--- start of Exercise material ---

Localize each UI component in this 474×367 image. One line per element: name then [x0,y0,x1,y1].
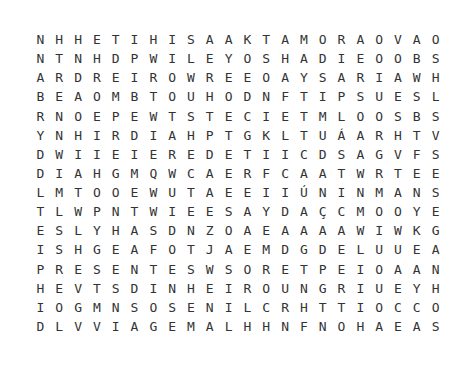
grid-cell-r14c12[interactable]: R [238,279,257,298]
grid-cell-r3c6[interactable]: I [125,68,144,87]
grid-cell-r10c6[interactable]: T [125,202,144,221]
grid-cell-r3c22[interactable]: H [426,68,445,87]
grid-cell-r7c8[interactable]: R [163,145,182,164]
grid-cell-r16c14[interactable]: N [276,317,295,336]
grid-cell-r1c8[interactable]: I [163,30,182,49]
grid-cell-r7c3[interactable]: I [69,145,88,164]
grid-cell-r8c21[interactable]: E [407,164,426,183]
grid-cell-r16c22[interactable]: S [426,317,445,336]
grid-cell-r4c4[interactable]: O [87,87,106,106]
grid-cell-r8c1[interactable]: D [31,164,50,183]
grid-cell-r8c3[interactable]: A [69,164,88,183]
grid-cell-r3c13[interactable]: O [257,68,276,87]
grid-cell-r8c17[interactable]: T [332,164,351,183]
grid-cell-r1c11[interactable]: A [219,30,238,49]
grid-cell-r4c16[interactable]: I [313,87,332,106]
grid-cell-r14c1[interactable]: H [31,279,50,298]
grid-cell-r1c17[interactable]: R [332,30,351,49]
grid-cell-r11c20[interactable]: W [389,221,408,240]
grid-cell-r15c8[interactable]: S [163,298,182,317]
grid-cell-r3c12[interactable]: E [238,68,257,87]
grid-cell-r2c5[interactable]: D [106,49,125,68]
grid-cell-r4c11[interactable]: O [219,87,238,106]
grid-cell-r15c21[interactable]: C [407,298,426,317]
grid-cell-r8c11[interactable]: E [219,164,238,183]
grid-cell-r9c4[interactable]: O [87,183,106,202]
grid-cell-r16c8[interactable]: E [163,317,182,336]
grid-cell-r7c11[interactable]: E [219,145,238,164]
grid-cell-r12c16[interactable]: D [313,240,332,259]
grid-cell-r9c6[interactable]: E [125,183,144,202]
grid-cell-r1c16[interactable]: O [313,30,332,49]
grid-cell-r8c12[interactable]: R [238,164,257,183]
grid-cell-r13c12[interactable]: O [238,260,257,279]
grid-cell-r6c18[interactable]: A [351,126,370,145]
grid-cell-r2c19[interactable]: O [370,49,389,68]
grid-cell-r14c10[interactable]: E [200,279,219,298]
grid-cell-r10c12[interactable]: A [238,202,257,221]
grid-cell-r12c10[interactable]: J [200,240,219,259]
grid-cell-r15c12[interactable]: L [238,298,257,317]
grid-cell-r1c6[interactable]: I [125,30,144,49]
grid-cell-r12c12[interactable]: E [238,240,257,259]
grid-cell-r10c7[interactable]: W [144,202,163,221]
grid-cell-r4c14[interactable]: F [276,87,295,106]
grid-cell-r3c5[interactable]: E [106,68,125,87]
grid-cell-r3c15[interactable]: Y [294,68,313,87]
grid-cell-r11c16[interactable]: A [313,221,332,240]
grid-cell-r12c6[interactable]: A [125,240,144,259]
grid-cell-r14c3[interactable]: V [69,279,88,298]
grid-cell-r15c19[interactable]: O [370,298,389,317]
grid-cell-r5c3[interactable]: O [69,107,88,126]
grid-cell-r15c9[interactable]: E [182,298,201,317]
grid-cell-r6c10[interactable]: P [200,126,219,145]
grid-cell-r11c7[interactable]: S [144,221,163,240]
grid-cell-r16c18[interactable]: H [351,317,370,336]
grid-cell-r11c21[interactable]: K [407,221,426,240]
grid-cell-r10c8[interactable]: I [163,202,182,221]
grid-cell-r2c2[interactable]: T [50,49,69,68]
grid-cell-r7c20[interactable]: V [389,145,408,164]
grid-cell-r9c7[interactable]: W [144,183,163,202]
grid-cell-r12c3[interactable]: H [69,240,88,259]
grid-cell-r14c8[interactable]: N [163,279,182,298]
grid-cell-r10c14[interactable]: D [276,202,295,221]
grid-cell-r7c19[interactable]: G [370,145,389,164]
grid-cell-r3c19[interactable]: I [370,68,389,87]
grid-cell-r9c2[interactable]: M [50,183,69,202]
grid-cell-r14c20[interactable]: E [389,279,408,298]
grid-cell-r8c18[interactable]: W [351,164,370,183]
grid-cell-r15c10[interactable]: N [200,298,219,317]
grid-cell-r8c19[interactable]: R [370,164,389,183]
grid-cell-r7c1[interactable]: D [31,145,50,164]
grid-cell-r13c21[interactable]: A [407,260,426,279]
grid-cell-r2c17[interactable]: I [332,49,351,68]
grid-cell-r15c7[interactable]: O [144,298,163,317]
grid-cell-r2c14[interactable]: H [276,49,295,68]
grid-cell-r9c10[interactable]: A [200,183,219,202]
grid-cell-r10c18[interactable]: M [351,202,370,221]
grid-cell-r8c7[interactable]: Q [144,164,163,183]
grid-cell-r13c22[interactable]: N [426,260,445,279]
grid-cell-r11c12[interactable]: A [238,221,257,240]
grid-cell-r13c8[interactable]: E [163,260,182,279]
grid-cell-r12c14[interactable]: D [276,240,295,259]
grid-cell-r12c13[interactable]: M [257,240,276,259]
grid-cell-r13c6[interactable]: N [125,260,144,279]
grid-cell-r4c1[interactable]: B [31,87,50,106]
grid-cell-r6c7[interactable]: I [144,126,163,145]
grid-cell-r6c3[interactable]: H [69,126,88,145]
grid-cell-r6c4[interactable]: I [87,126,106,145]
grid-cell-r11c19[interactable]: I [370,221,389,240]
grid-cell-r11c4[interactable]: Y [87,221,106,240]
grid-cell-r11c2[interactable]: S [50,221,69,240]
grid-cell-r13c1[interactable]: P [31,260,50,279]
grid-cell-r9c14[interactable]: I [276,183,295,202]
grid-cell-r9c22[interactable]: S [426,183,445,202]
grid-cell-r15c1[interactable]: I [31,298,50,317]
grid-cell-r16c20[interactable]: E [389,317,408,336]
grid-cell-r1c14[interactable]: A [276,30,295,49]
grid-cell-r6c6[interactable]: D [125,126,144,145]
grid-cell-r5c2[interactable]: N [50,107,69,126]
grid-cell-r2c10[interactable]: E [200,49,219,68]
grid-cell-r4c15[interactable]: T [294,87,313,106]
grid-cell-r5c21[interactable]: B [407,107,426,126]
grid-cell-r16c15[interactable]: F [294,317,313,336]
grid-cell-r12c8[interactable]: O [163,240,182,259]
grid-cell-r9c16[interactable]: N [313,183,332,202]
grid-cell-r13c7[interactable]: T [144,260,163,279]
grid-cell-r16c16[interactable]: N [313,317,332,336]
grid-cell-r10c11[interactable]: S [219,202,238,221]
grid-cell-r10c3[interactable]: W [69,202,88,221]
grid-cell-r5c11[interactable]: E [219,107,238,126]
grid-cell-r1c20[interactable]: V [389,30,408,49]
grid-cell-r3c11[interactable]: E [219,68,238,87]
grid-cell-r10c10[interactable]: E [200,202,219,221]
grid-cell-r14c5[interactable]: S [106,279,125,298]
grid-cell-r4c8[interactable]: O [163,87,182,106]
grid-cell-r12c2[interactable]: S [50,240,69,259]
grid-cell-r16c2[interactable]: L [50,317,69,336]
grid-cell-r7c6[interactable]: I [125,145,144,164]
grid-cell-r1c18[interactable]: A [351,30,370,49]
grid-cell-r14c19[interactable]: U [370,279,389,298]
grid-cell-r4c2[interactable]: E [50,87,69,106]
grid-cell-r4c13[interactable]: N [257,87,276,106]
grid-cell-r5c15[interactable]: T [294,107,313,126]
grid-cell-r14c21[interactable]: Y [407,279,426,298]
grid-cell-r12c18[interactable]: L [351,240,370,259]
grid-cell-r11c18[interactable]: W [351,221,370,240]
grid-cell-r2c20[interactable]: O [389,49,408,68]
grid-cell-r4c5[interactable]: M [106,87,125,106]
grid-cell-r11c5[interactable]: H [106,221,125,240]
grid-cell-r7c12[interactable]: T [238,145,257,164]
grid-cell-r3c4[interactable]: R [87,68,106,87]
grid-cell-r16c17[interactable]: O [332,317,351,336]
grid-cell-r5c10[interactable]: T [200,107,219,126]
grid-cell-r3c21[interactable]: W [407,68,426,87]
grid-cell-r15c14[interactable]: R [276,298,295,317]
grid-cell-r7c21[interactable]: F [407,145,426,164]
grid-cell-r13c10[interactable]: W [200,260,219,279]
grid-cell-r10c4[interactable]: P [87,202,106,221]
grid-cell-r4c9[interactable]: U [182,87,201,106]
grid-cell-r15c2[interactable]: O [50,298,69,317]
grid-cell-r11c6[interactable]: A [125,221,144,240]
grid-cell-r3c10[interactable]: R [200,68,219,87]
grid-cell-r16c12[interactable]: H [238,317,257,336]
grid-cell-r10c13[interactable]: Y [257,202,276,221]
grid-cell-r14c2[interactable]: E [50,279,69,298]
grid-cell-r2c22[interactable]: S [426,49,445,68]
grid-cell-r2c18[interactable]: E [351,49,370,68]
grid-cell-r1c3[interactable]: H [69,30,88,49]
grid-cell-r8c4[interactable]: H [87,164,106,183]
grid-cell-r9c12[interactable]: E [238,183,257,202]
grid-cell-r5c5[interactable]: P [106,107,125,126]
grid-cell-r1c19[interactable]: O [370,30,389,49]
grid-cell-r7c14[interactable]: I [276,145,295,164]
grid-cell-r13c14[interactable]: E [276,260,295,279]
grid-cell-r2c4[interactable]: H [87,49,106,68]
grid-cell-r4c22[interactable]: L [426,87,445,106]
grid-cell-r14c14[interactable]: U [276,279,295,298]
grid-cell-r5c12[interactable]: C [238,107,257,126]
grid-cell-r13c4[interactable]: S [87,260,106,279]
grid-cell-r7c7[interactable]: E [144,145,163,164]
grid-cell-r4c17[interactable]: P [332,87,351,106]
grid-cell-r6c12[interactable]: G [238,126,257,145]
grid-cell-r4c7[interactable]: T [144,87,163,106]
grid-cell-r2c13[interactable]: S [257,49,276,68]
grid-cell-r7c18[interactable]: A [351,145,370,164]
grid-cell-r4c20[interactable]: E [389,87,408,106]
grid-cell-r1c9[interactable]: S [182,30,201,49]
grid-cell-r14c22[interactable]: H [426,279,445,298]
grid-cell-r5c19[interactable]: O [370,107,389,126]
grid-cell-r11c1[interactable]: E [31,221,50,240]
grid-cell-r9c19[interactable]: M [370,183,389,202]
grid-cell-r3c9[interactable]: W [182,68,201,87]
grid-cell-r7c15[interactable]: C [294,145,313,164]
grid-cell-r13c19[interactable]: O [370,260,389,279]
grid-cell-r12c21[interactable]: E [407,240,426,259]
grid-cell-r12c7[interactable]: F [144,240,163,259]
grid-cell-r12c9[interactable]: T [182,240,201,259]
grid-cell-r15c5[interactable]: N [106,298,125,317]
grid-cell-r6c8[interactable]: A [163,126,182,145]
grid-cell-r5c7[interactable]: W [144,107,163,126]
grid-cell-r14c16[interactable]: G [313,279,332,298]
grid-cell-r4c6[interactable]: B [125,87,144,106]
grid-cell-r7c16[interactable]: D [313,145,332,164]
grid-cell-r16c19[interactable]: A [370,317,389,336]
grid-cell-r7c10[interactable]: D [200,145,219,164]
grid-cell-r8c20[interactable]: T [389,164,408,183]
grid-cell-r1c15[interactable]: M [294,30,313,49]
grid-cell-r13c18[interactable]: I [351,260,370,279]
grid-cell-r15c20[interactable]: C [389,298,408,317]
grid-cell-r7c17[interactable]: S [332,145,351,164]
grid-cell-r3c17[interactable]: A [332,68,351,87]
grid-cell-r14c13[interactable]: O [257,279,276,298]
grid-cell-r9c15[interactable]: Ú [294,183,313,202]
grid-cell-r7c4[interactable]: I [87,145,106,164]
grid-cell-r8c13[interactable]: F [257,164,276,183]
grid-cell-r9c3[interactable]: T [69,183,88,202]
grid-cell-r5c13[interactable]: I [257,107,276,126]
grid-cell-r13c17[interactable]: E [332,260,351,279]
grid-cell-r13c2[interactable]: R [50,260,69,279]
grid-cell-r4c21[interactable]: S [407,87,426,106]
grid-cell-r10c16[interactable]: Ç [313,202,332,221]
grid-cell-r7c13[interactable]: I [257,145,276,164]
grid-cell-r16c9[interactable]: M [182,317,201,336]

--- end of Exercise material ---

• **Your task**
Copy the rows above verbatim, starting with the line that contains "grid-cell-r14c12[interactable]: R [238,279,257,298]" and ending with the line that contains "grid-cell-r7c8[interactable]: R [163,145,182,164]", both included.

• **Solved problem**
grid-cell-r14c12[interactable]: R [238,279,257,298]
grid-cell-r3c6[interactable]: I [125,68,144,87]
grid-cell-r10c6[interactable]: T [125,202,144,221]
grid-cell-r3c22[interactable]: H [426,68,445,87]
grid-cell-r7c8[interactable]: R [163,145,182,164]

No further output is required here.